=== EXERCISE INPUT ===
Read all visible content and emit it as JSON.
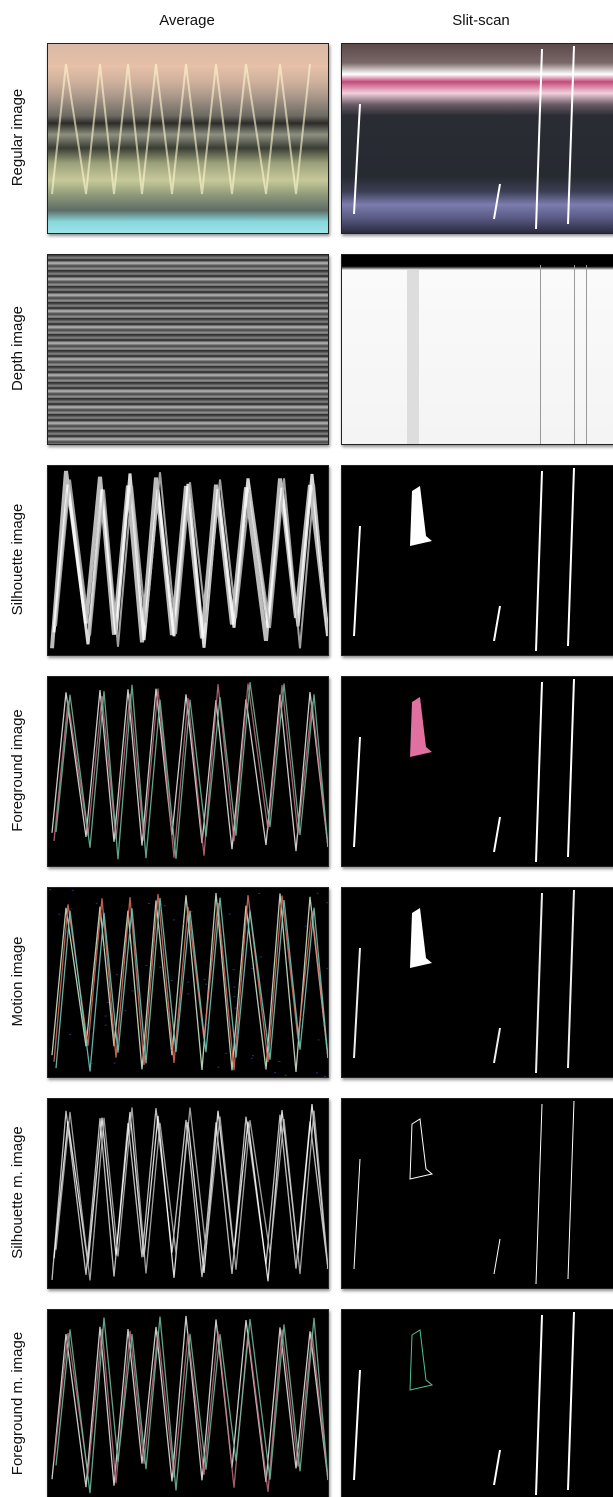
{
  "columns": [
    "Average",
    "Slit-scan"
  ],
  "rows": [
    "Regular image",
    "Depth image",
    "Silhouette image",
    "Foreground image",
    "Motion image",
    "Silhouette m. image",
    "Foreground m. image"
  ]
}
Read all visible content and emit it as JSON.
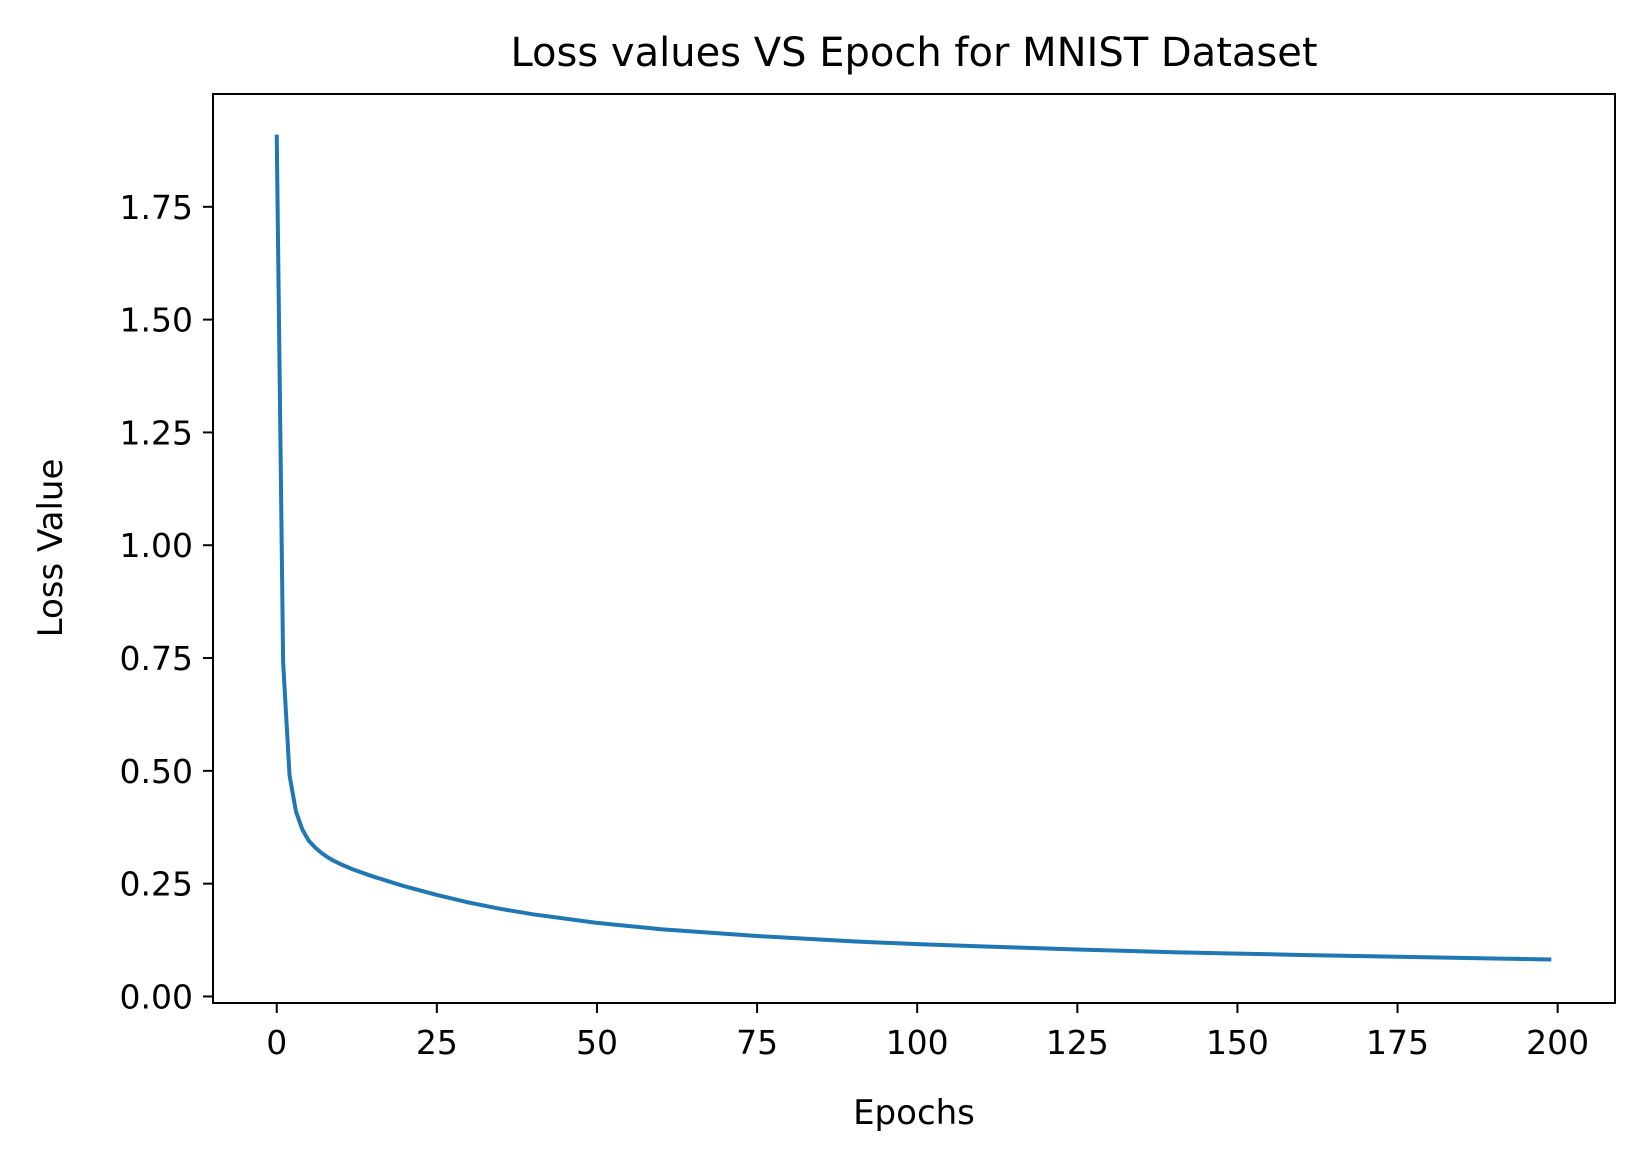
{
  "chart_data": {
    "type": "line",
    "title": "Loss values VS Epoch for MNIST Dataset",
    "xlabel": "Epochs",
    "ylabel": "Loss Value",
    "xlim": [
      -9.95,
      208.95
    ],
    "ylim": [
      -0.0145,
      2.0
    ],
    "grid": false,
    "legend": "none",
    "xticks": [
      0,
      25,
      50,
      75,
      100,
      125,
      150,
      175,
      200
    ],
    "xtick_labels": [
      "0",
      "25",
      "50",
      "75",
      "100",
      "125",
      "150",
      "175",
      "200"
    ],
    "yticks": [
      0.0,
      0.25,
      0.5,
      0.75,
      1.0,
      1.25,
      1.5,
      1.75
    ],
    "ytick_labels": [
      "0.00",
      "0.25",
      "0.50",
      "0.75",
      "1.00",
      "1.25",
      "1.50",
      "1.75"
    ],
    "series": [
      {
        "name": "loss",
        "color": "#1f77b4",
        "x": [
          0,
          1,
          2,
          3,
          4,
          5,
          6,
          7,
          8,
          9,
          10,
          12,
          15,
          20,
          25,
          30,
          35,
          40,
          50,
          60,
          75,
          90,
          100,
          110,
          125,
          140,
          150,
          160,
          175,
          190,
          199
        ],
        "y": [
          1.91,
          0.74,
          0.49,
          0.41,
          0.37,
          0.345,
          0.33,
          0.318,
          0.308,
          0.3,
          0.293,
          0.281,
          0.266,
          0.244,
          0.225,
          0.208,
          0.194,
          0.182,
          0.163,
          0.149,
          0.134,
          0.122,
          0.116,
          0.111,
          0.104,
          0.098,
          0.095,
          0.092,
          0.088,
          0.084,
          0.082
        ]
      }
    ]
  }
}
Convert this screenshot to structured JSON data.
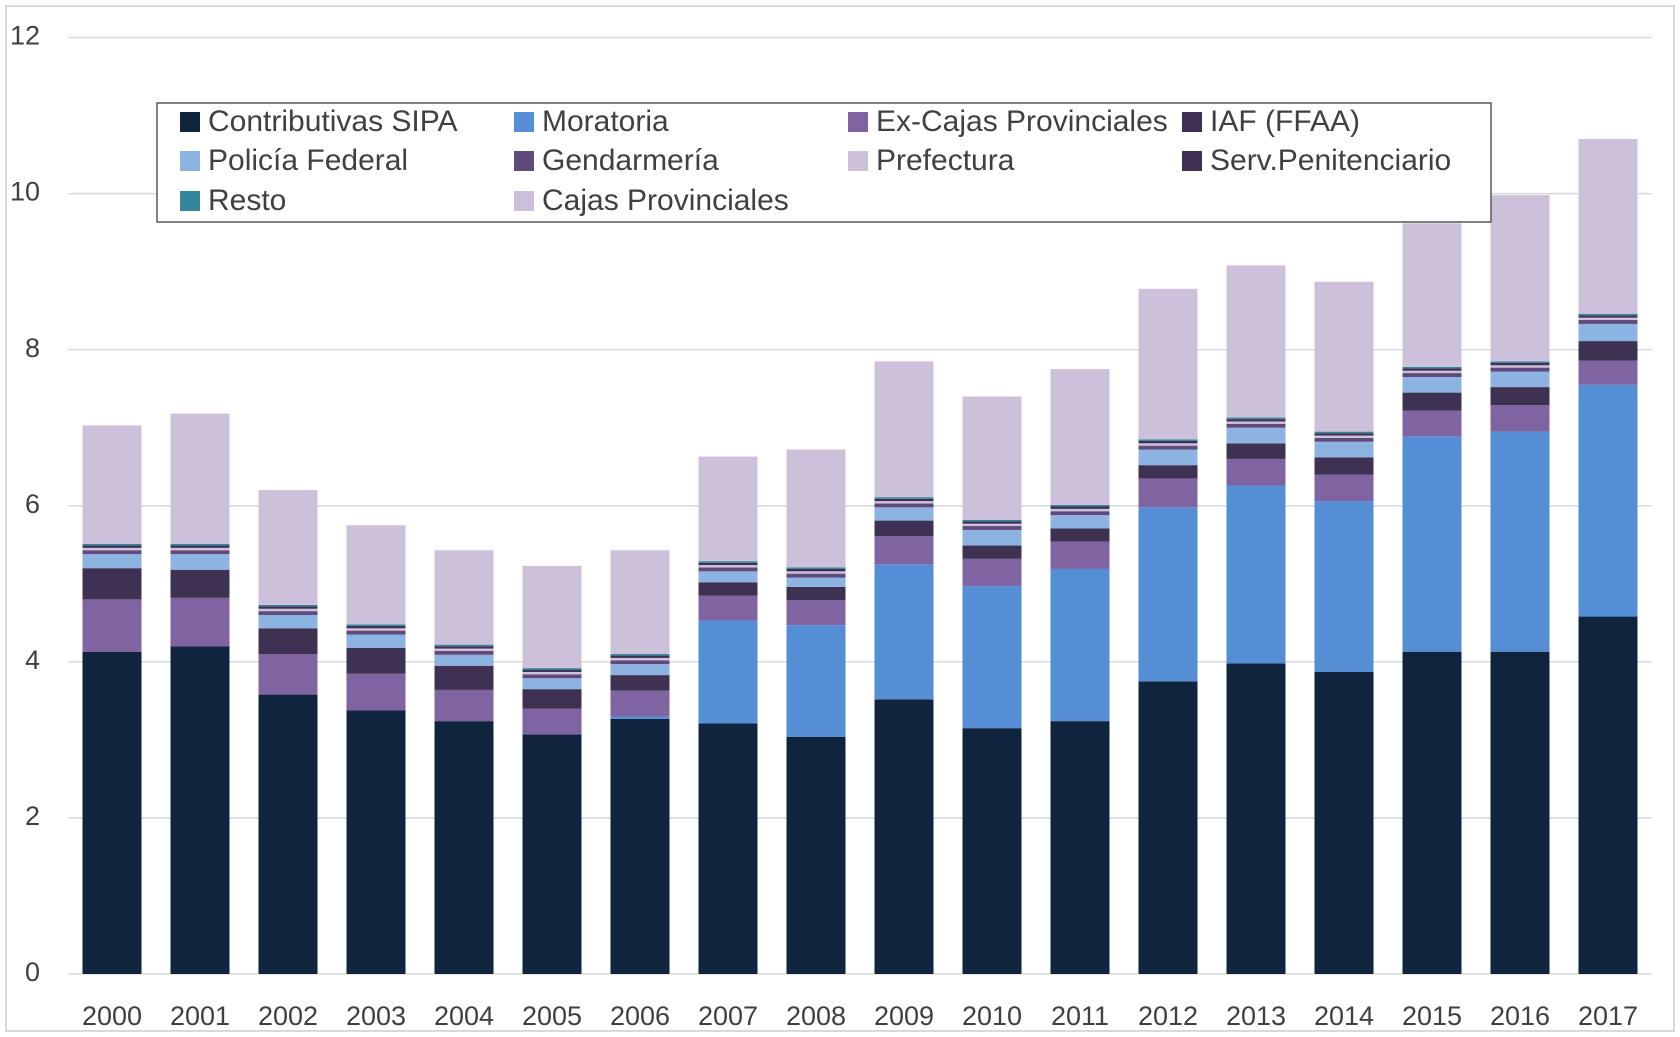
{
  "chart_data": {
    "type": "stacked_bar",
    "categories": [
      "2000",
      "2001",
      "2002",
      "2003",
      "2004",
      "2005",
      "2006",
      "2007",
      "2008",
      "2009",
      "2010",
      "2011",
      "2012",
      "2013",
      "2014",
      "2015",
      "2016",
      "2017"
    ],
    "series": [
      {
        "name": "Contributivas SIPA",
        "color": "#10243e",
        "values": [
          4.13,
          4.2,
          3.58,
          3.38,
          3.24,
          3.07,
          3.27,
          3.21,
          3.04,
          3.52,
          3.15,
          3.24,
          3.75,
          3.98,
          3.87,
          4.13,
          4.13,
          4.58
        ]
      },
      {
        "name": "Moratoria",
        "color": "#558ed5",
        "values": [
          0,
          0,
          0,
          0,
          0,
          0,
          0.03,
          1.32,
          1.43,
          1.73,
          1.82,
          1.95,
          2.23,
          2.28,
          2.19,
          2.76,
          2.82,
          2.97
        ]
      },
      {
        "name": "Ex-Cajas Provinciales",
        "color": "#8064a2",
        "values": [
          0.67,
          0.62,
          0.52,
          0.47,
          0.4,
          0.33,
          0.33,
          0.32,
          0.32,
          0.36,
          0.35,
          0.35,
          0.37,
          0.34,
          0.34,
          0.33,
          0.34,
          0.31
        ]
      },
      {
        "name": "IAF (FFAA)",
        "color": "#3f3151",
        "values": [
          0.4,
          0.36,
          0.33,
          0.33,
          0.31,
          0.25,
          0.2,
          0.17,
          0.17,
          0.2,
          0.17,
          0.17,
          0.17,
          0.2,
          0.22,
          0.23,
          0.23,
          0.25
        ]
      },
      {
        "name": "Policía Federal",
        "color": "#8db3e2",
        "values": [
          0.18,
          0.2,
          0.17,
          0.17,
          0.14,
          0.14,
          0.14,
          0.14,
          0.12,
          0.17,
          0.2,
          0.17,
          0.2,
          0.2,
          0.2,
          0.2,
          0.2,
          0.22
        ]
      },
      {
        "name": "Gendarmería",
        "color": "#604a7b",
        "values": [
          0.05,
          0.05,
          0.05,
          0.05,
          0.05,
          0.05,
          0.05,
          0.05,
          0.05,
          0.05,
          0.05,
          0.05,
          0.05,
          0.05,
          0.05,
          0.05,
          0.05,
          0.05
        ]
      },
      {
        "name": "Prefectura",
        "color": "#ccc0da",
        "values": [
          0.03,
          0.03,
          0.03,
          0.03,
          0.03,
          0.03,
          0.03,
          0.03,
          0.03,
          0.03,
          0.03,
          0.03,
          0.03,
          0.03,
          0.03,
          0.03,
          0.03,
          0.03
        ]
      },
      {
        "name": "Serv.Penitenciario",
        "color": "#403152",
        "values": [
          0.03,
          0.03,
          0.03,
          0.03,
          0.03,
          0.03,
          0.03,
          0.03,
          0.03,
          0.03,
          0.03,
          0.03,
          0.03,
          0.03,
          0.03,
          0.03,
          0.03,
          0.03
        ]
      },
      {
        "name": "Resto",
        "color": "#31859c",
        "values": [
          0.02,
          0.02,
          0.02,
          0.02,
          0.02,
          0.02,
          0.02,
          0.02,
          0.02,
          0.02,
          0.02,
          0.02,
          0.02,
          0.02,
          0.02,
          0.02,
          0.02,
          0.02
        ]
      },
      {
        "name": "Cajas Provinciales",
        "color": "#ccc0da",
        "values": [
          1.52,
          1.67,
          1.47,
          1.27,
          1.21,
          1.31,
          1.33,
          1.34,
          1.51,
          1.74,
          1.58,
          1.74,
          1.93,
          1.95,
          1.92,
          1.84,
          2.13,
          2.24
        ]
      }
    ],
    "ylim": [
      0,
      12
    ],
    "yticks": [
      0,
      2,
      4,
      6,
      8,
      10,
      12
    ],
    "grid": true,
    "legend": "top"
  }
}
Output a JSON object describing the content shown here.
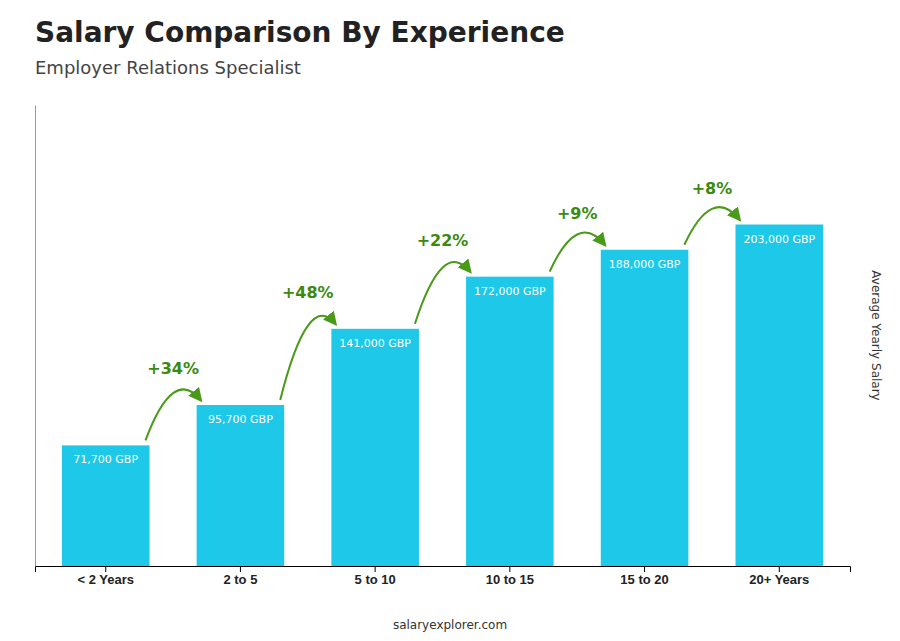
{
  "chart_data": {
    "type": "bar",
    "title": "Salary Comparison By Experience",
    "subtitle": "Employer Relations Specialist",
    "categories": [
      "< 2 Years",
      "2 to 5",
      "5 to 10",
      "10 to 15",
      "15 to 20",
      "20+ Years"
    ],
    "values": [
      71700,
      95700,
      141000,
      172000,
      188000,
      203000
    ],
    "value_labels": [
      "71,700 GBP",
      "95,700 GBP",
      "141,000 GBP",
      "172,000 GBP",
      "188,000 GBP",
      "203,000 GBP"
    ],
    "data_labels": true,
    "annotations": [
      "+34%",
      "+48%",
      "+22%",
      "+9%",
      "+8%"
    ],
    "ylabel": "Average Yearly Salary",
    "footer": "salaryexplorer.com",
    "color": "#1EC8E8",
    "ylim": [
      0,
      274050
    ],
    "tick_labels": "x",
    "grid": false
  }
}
===
#### GIVEN TASK:
Give all the entries again exactly, dropping each picture.

#### EXERCISE ANSWER:
Read all visible content and emit it as JSON.
{
  "columns": [
    "Average",
    "Slit-scan"
  ],
  "rows": [
    "Regular image",
    "Depth image",
    "Silhouette image",
    "Foreground image",
    "Motion image",
    "Silhouette m. image",
    "Foreground m. image"
  ]
}
Read all visible content and emit it as JSON.
{
  "chart_data": {
    "type": "line",
    "title": "Loss values VS Epoch for MNIST Dataset",
    "xlabel": "Epochs",
    "ylabel": "Loss Value",
    "xlim": [
      -9.95,
      208.95
    ],
    "ylim": [
      -0.0145,
      2.0
    ],
    "grid": false,
    "legend": "none",
    "xticks": [
      0,
      25,
      50,
      75,
      100,
      125,
      150,
      175,
      200
    ],
    "xtick_labels": [
      "0",
      "25",
      "50",
      "75",
      "100",
      "125",
      "150",
      "175",
      "200"
    ],
    "yticks": [
      0.0,
      0.25,
      0.5,
      0.75,
      1.0,
      1.25,
      1.5,
      1.75
    ],
    "ytick_labels": [
      "0.00",
      "0.25",
      "0.50",
      "0.75",
      "1.00",
      "1.25",
      "1.50",
      "1.75"
    ],
    "series": [
      {
        "name": "loss",
        "color": "#1f77b4",
        "x": [
          0,
          1,
          2,
          3,
          4,
          5,
          6,
          7,
          8,
          9,
          10,
          12,
          15,
          20,
          25,
          30,
          35,
          40,
          50,
          60,
          75,
          90,
          100,
          110,
          125,
          140,
          150,
          160,
          175,
          190,
          199
        ],
        "y": [
          1.91,
          0.74,
          0.49,
          0.41,
          0.37,
          0.345,
          0.33,
          0.318,
          0.308,
          0.3,
          0.293,
          0.281,
          0.266,
          0.244,
          0.225,
          0.208,
          0.194,
          0.182,
          0.163,
          0.149,
          0.134,
          0.122,
          0.116,
          0.111,
          0.104,
          0.098,
          0.095,
          0.092,
          0.088,
          0.084,
          0.082
        ]
      }
    ]
  }
}
Convert this screenshot to structured JSON data.
{
  "chart_data": {
    "type": "stacked_bar",
    "categories": [
      "2000",
      "2001",
      "2002",
      "2003",
      "2004",
      "2005",
      "2006",
      "2007",
      "2008",
      "2009",
      "2010",
      "2011",
      "2012",
      "2013",
      "2014",
      "2015",
      "2016",
      "2017"
    ],
    "series": [
      {
        "name": "Contributivas SIPA",
        "color": "#10243e",
        "values": [
          4.13,
          4.2,
          3.58,
          3.38,
          3.24,
          3.07,
          3.27,
          3.21,
          3.04,
          3.52,
          3.15,
          3.24,
          3.75,
          3.98,
          3.87,
          4.13,
          4.13,
          4.58
        ]
      },
      {
        "name": "Moratoria",
        "color": "#558ed5",
        "values": [
          0,
          0,
          0,
          0,
          0,
          0,
          0.03,
          1.32,
          1.43,
          1.73,
          1.82,
          1.95,
          2.23,
          2.28,
          2.19,
          2.76,
          2.82,
          2.97
        ]
      },
      {
        "name": "Ex-Cajas Provinciales",
        "color": "#8064a2",
        "values": [
          0.67,
          0.62,
          0.52,
          0.47,
          0.4,
          0.33,
          0.33,
          0.32,
          0.32,
          0.36,
          0.35,
          0.35,
          0.37,
          0.34,
          0.34,
          0.33,
          0.34,
          0.31
        ]
      },
      {
        "name": "IAF (FFAA)",
        "color": "#3f3151",
        "values": [
          0.4,
          0.36,
          0.33,
          0.33,
          0.31,
          0.25,
          0.2,
          0.17,
          0.17,
          0.2,
          0.17,
          0.17,
          0.17,
          0.2,
          0.22,
          0.23,
          0.23,
          0.25
        ]
      },
      {
        "name": "Policía Federal",
        "color": "#8db3e2",
        "values": [
          0.18,
          0.2,
          0.17,
          0.17,
          0.14,
          0.14,
          0.14,
          0.14,
          0.12,
          0.17,
          0.2,
          0.17,
          0.2,
          0.2,
          0.2,
          0.2,
          0.2,
          0.22
        ]
      },
      {
        "name": "Gendarmería",
        "color": "#604a7b",
        "values": [
          0.05,
          0.05,
          0.05,
          0.05,
          0.05,
          0.05,
          0.05,
          0.05,
          0.05,
          0.05,
          0.05,
          0.05,
          0.05,
          0.05,
          0.05,
          0.05,
          0.05,
          0.05
        ]
      },
      {
        "name": "Prefectura",
        "color": "#ccc0da",
        "values": [
          0.03,
          0.03,
          0.03,
          0.03,
          0.03,
          0.03,
          0.03,
          0.03,
          0.03,
          0.03,
          0.03,
          0.03,
          0.03,
          0.03,
          0.03,
          0.03,
          0.03,
          0.03
        ]
      },
      {
        "name": "Serv.Penitenciario",
        "color": "#403152",
        "values": [
          0.03,
          0.03,
          0.03,
          0.03,
          0.03,
          0.03,
          0.03,
          0.03,
          0.03,
          0.03,
          0.03,
          0.03,
          0.03,
          0.03,
          0.03,
          0.03,
          0.03,
          0.03
        ]
      },
      {
        "name": "Resto",
        "color": "#31859c",
        "values": [
          0.02,
          0.02,
          0.02,
          0.02,
          0.02,
          0.02,
          0.02,
          0.02,
          0.02,
          0.02,
          0.02,
          0.02,
          0.02,
          0.02,
          0.02,
          0.02,
          0.02,
          0.02
        ]
      },
      {
        "name": "Cajas Provinciales",
        "color": "#ccc0da",
        "values": [
          1.52,
          1.67,
          1.47,
          1.27,
          1.21,
          1.31,
          1.33,
          1.34,
          1.51,
          1.74,
          1.58,
          1.74,
          1.93,
          1.95,
          1.92,
          1.84,
          2.13,
          2.24
        ]
      }
    ],
    "ylim": [
      0,
      12
    ],
    "yticks": [
      0,
      2,
      4,
      6,
      8,
      10,
      12
    ],
    "grid": true,
    "legend": "top"
  }
}
Output a JSON object describing the content shown here.
{
  "chart_data": {
    "type": "bar",
    "title": "Salary Comparison By Experience",
    "subtitle": "Employer Relations Specialist",
    "categories": [
      "< 2 Years",
      "2 to 5",
      "5 to 10",
      "10 to 15",
      "15 to 20",
      "20+ Years"
    ],
    "values": [
      71700,
      95700,
      141000,
      172000,
      188000,
      203000
    ],
    "value_labels": [
      "71,700 GBP",
      "95,700 GBP",
      "141,000 GBP",
      "172,000 GBP",
      "188,000 GBP",
      "203,000 GBP"
    ],
    "data_labels": true,
    "annotations": [
      "+34%",
      "+48%",
      "+22%",
      "+9%",
      "+8%"
    ],
    "ylabel": "Average Yearly Salary",
    "footer": "salaryexplorer.com",
    "color": "#1EC8E8",
    "ylim": [
      0,
      274050
    ],
    "tick_labels": "x",
    "grid": false
  }
}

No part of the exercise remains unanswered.